---- Input rows

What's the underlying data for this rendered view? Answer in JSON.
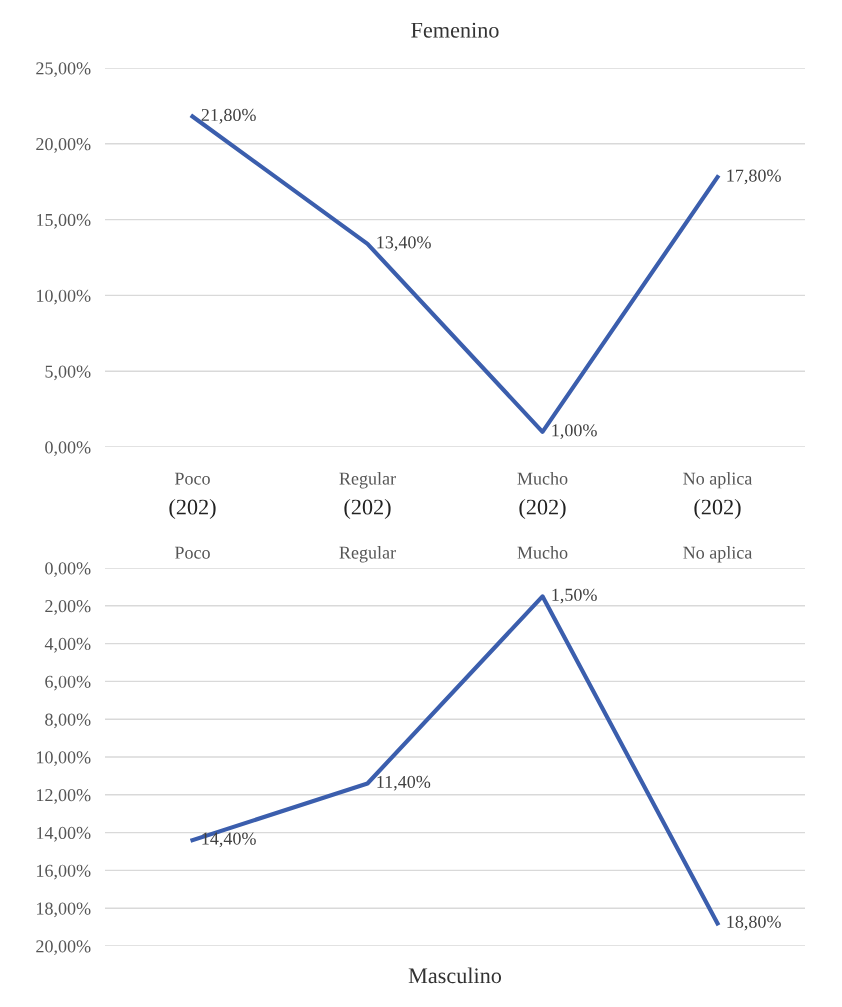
{
  "chart_data": [
    {
      "type": "line",
      "title": "Femenino",
      "categories": [
        "Poco",
        "Regular",
        "Mucho",
        "No aplica"
      ],
      "series": [
        {
          "color": "#3b5ead",
          "values": [
            21.8,
            13.4,
            1.0,
            17.8
          ],
          "value_labels": [
            "21,80%",
            "13,40%",
            "1,00%",
            "17,80%"
          ]
        }
      ],
      "ylim": [
        0,
        25
      ],
      "yticks": [
        {
          "value": 0,
          "label": "0,00%"
        },
        {
          "value": 5,
          "label": "5,00%"
        },
        {
          "value": 10,
          "label": "10,00%"
        },
        {
          "value": 15,
          "label": "15,00%"
        },
        {
          "value": 20,
          "label": "20,00%"
        },
        {
          "value": 25,
          "label": "25,00%"
        }
      ],
      "grid": "y",
      "annotations": [
        "(202)",
        "(202)",
        "(202)",
        "(202)"
      ]
    },
    {
      "type": "line",
      "title": "Masculino",
      "categories": [
        "Poco",
        "Regular",
        "Mucho",
        "No aplica"
      ],
      "series": [
        {
          "color": "#3b5ead",
          "values": [
            14.4,
            11.4,
            1.5,
            18.8
          ],
          "value_labels": [
            "14,40%",
            "11,40%",
            "1,50%",
            "18,80%"
          ]
        }
      ],
      "ylim": [
        20,
        0
      ],
      "yticks": [
        {
          "value": 0,
          "label": "0,00%"
        },
        {
          "value": 2,
          "label": "2,00%"
        },
        {
          "value": 4,
          "label": "4,00%"
        },
        {
          "value": 6,
          "label": "6,00%"
        },
        {
          "value": 8,
          "label": "8,00%"
        },
        {
          "value": 10,
          "label": "10,00%"
        },
        {
          "value": 12,
          "label": "12,00%"
        },
        {
          "value": 14,
          "label": "14,00%"
        },
        {
          "value": 16,
          "label": "16,00%"
        },
        {
          "value": 18,
          "label": "18,00%"
        },
        {
          "value": 20,
          "label": "20,00%"
        }
      ],
      "grid": "y"
    }
  ]
}
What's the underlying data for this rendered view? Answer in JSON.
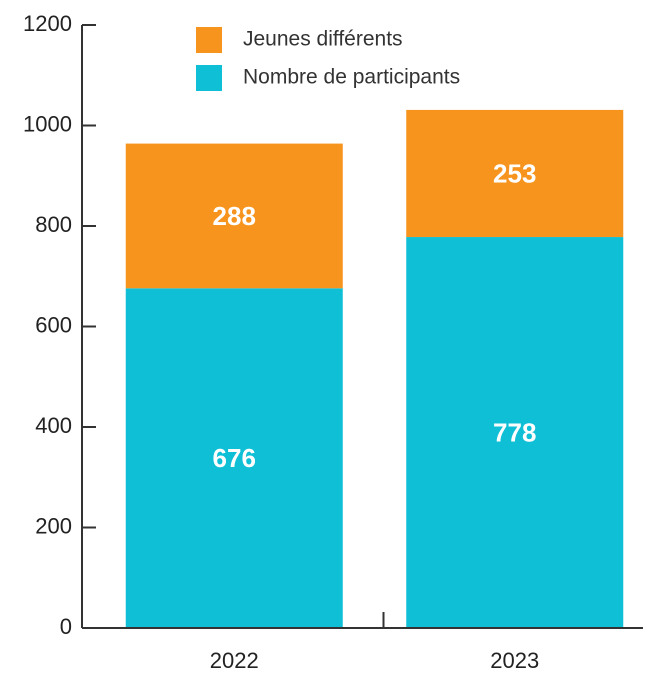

--------

Objective
Your copy should match the records word for word, with the pictures removed.

Expected output
What's the underlying data for this rendered view? Answer in JSON.
{
  "chart_data": [
    {
      "type": "line",
      "title": "Femenino",
      "categories": [
        "Poco",
        "Regular",
        "Mucho",
        "No aplica"
      ],
      "series": [
        {
          "color": "#3b5ead",
          "values": [
            21.8,
            13.4,
            1.0,
            17.8
          ],
          "value_labels": [
            "21,80%",
            "13,40%",
            "1,00%",
            "17,80%"
          ]
        }
      ],
      "ylim": [
        0,
        25
      ],
      "yticks": [
        {
          "value": 0,
          "label": "0,00%"
        },
        {
          "value": 5,
          "label": "5,00%"
        },
        {
          "value": 10,
          "label": "10,00%"
        },
        {
          "value": 15,
          "label": "15,00%"
        },
        {
          "value": 20,
          "label": "20,00%"
        },
        {
          "value": 25,
          "label": "25,00%"
        }
      ],
      "grid": "y",
      "annotations": [
        "(202)",
        "(202)",
        "(202)",
        "(202)"
      ]
    },
    {
      "type": "line",
      "title": "Masculino",
      "categories": [
        "Poco",
        "Regular",
        "Mucho",
        "No aplica"
      ],
      "series": [
        {
          "color": "#3b5ead",
          "values": [
            14.4,
            11.4,
            1.5,
            18.8
          ],
          "value_labels": [
            "14,40%",
            "11,40%",
            "1,50%",
            "18,80%"
          ]
        }
      ],
      "ylim": [
        20,
        0
      ],
      "yticks": [
        {
          "value": 0,
          "label": "0,00%"
        },
        {
          "value": 2,
          "label": "2,00%"
        },
        {
          "value": 4,
          "label": "4,00%"
        },
        {
          "value": 6,
          "label": "6,00%"
        },
        {
          "value": 8,
          "label": "8,00%"
        },
        {
          "value": 10,
          "label": "10,00%"
        },
        {
          "value": 12,
          "label": "12,00%"
        },
        {
          "value": 14,
          "label": "14,00%"
        },
        {
          "value": 16,
          "label": "16,00%"
        },
        {
          "value": 18,
          "label": "18,00%"
        },
        {
          "value": 20,
          "label": "20,00%"
        }
      ],
      "grid": "y"
    }
  ]
}
What's the underlying data for this rendered view? Answer in JSON.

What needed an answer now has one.